**WORK TO BE COMPLETED:** Quote the listing in full, exactly as given, minus any pictures.

++++ EXERCISE MATERIAL ++++

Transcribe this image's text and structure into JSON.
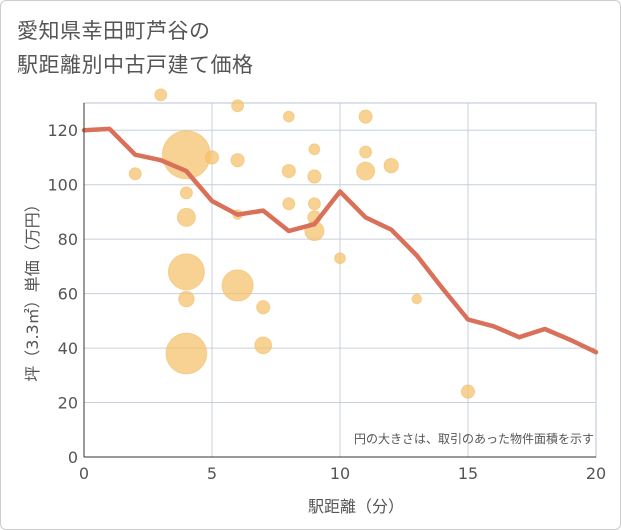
{
  "title_line1": "愛知県幸田町芦谷の",
  "title_line2": "駅距離別中古戸建て価格",
  "chart_data": {
    "type": "scatter",
    "title": "愛知県幸田町芦谷の 駅距離別中古戸建て価格",
    "xlabel": "駅距離（分）",
    "ylabel": "坪（3.3㎡）単価（万円）",
    "xlim": [
      0,
      20
    ],
    "ylim": [
      0,
      130
    ],
    "xticks": [
      0,
      5,
      10,
      15,
      20
    ],
    "yticks": [
      0,
      20,
      40,
      60,
      80,
      100,
      120
    ],
    "grid": true,
    "note": "円の大きさは、取引のあった物件面積を示す",
    "bubble_color": "#f5c06a",
    "line_color": "#d9705a",
    "points": [
      {
        "x": 2,
        "y": 104,
        "s": 1.0
      },
      {
        "x": 3,
        "y": 133,
        "s": 1.0
      },
      {
        "x": 4,
        "y": 111,
        "s": 4.0
      },
      {
        "x": 4,
        "y": 97,
        "s": 1.0
      },
      {
        "x": 4,
        "y": 88,
        "s": 1.5
      },
      {
        "x": 4,
        "y": 68,
        "s": 3.0
      },
      {
        "x": 4,
        "y": 58,
        "s": 1.3
      },
      {
        "x": 4,
        "y": 38,
        "s": 3.4
      },
      {
        "x": 5,
        "y": 110,
        "s": 1.1
      },
      {
        "x": 6,
        "y": 129,
        "s": 1.0
      },
      {
        "x": 6,
        "y": 109,
        "s": 1.1
      },
      {
        "x": 6,
        "y": 89,
        "s": 0.8
      },
      {
        "x": 6,
        "y": 63,
        "s": 2.6
      },
      {
        "x": 7,
        "y": 55,
        "s": 1.1
      },
      {
        "x": 7,
        "y": 41,
        "s": 1.4
      },
      {
        "x": 8,
        "y": 125,
        "s": 0.9
      },
      {
        "x": 8,
        "y": 105,
        "s": 1.1
      },
      {
        "x": 8,
        "y": 93,
        "s": 1.0
      },
      {
        "x": 9,
        "y": 113,
        "s": 0.9
      },
      {
        "x": 9,
        "y": 103,
        "s": 1.1
      },
      {
        "x": 9,
        "y": 93,
        "s": 1.0
      },
      {
        "x": 9,
        "y": 88,
        "s": 1.1
      },
      {
        "x": 9,
        "y": 83,
        "s": 1.6
      },
      {
        "x": 10,
        "y": 73,
        "s": 0.9
      },
      {
        "x": 11,
        "y": 125,
        "s": 1.1
      },
      {
        "x": 11,
        "y": 112,
        "s": 1.0
      },
      {
        "x": 11,
        "y": 105,
        "s": 1.5
      },
      {
        "x": 12,
        "y": 107,
        "s": 1.2
      },
      {
        "x": 13,
        "y": 58,
        "s": 0.8
      },
      {
        "x": 15,
        "y": 24,
        "s": 1.1
      }
    ],
    "trend": {
      "x": [
        0,
        1,
        2,
        3,
        4,
        5,
        6,
        7,
        8,
        9,
        10,
        11,
        12,
        13,
        14,
        15,
        16,
        17,
        18,
        19,
        20
      ],
      "y": [
        120,
        120.5,
        111,
        109,
        105,
        94,
        89,
        90.5,
        83,
        85.5,
        97.5,
        88,
        83.5,
        74,
        62,
        50.5,
        48,
        44,
        47,
        43,
        38.5
      ]
    }
  }
}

++++

**ANSWER:**
Transcribe this image's text and structure into JSON.
{
  "title_line1": "愛知県幸田町芦谷の",
  "title_line2": "駅距離別中古戸建て価格",
  "chart_data": {
    "type": "scatter",
    "title": "愛知県幸田町芦谷の 駅距離別中古戸建て価格",
    "xlabel": "駅距離（分）",
    "ylabel": "坪（3.3㎡）単価（万円）",
    "xlim": [
      0,
      20
    ],
    "ylim": [
      0,
      130
    ],
    "xticks": [
      0,
      5,
      10,
      15,
      20
    ],
    "yticks": [
      0,
      20,
      40,
      60,
      80,
      100,
      120
    ],
    "grid": true,
    "note": "円の大きさは、取引のあった物件面積を示す",
    "bubble_color": "#f5c06a",
    "line_color": "#d9705a",
    "points": [
      {
        "x": 2,
        "y": 104,
        "s": 1.0
      },
      {
        "x": 3,
        "y": 133,
        "s": 1.0
      },
      {
        "x": 4,
        "y": 111,
        "s": 4.0
      },
      {
        "x": 4,
        "y": 97,
        "s": 1.0
      },
      {
        "x": 4,
        "y": 88,
        "s": 1.5
      },
      {
        "x": 4,
        "y": 68,
        "s": 3.0
      },
      {
        "x": 4,
        "y": 58,
        "s": 1.3
      },
      {
        "x": 4,
        "y": 38,
        "s": 3.4
      },
      {
        "x": 5,
        "y": 110,
        "s": 1.1
      },
      {
        "x": 6,
        "y": 129,
        "s": 1.0
      },
      {
        "x": 6,
        "y": 109,
        "s": 1.1
      },
      {
        "x": 6,
        "y": 89,
        "s": 0.8
      },
      {
        "x": 6,
        "y": 63,
        "s": 2.6
      },
      {
        "x": 7,
        "y": 55,
        "s": 1.1
      },
      {
        "x": 7,
        "y": 41,
        "s": 1.4
      },
      {
        "x": 8,
        "y": 125,
        "s": 0.9
      },
      {
        "x": 8,
        "y": 105,
        "s": 1.1
      },
      {
        "x": 8,
        "y": 93,
        "s": 1.0
      },
      {
        "x": 9,
        "y": 113,
        "s": 0.9
      },
      {
        "x": 9,
        "y": 103,
        "s": 1.1
      },
      {
        "x": 9,
        "y": 93,
        "s": 1.0
      },
      {
        "x": 9,
        "y": 88,
        "s": 1.1
      },
      {
        "x": 9,
        "y": 83,
        "s": 1.6
      },
      {
        "x": 10,
        "y": 73,
        "s": 0.9
      },
      {
        "x": 11,
        "y": 125,
        "s": 1.1
      },
      {
        "x": 11,
        "y": 112,
        "s": 1.0
      },
      {
        "x": 11,
        "y": 105,
        "s": 1.5
      },
      {
        "x": 12,
        "y": 107,
        "s": 1.2
      },
      {
        "x": 13,
        "y": 58,
        "s": 0.8
      },
      {
        "x": 15,
        "y": 24,
        "s": 1.1
      }
    ],
    "trend": {
      "x": [
        0,
        1,
        2,
        3,
        4,
        5,
        6,
        7,
        8,
        9,
        10,
        11,
        12,
        13,
        14,
        15,
        16,
        17,
        18,
        19,
        20
      ],
      "y": [
        120,
        120.5,
        111,
        109,
        105,
        94,
        89,
        90.5,
        83,
        85.5,
        97.5,
        88,
        83.5,
        74,
        62,
        50.5,
        48,
        44,
        47,
        43,
        38.5
      ]
    }
  }
}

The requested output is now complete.